Figure collection entries:

---------------

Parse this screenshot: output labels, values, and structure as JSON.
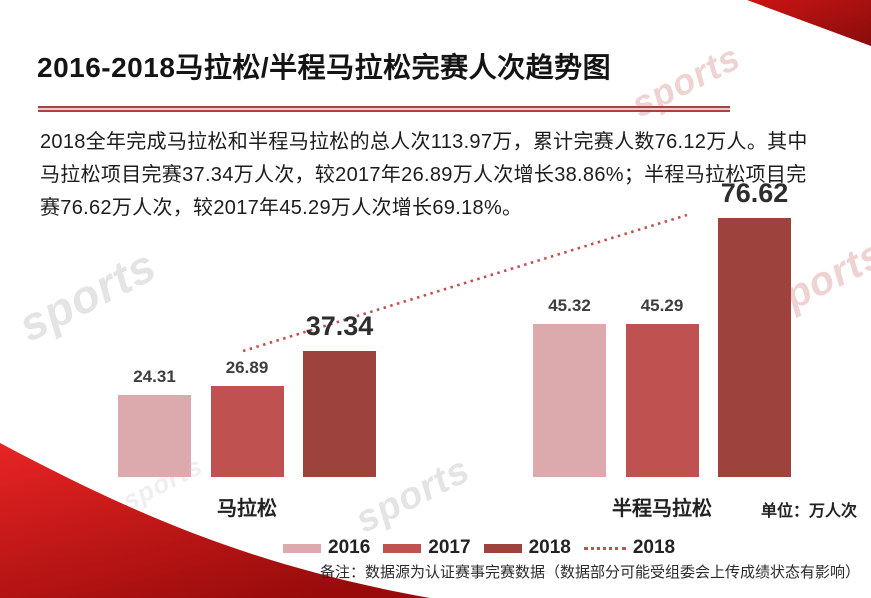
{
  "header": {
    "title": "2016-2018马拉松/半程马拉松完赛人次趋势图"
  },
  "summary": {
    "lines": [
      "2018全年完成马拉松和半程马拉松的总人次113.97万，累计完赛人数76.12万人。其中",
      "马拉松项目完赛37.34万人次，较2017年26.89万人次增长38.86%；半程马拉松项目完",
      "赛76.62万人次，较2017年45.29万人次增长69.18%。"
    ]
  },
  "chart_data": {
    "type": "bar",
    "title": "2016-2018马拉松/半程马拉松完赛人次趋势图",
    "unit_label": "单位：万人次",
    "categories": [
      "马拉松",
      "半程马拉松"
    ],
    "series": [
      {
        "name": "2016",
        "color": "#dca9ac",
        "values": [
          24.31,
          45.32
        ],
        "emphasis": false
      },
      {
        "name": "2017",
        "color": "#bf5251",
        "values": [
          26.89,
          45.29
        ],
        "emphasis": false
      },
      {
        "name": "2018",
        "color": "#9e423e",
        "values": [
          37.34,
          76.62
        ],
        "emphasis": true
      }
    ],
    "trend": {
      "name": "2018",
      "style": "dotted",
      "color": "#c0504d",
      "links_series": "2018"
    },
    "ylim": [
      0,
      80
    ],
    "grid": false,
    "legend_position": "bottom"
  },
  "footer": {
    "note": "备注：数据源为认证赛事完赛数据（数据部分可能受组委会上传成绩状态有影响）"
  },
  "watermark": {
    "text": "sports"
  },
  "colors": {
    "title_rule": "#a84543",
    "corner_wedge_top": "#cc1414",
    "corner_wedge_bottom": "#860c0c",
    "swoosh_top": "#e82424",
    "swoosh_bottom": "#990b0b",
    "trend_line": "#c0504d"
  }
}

---------------

- **DIRECTION**
Leave out the pictures and reproduce the rest of the listing exactly.

- **WRITTEN ANSWER**
Parse this screenshot: output labels, values, and structure as JSON.
{
  "header": {
    "title": "2016-2018马拉松/半程马拉松完赛人次趋势图"
  },
  "summary": {
    "lines": [
      "2018全年完成马拉松和半程马拉松的总人次113.97万，累计完赛人数76.12万人。其中",
      "马拉松项目完赛37.34万人次，较2017年26.89万人次增长38.86%；半程马拉松项目完",
      "赛76.62万人次，较2017年45.29万人次增长69.18%。"
    ]
  },
  "chart_data": {
    "type": "bar",
    "title": "2016-2018马拉松/半程马拉松完赛人次趋势图",
    "unit_label": "单位：万人次",
    "categories": [
      "马拉松",
      "半程马拉松"
    ],
    "series": [
      {
        "name": "2016",
        "color": "#dca9ac",
        "values": [
          24.31,
          45.32
        ],
        "emphasis": false
      },
      {
        "name": "2017",
        "color": "#bf5251",
        "values": [
          26.89,
          45.29
        ],
        "emphasis": false
      },
      {
        "name": "2018",
        "color": "#9e423e",
        "values": [
          37.34,
          76.62
        ],
        "emphasis": true
      }
    ],
    "trend": {
      "name": "2018",
      "style": "dotted",
      "color": "#c0504d",
      "links_series": "2018"
    },
    "ylim": [
      0,
      80
    ],
    "grid": false,
    "legend_position": "bottom"
  },
  "footer": {
    "note": "备注：数据源为认证赛事完赛数据（数据部分可能受组委会上传成绩状态有影响）"
  },
  "watermark": {
    "text": "sports"
  },
  "colors": {
    "title_rule": "#a84543",
    "corner_wedge_top": "#cc1414",
    "corner_wedge_bottom": "#860c0c",
    "swoosh_top": "#e82424",
    "swoosh_bottom": "#990b0b",
    "trend_line": "#c0504d"
  }
}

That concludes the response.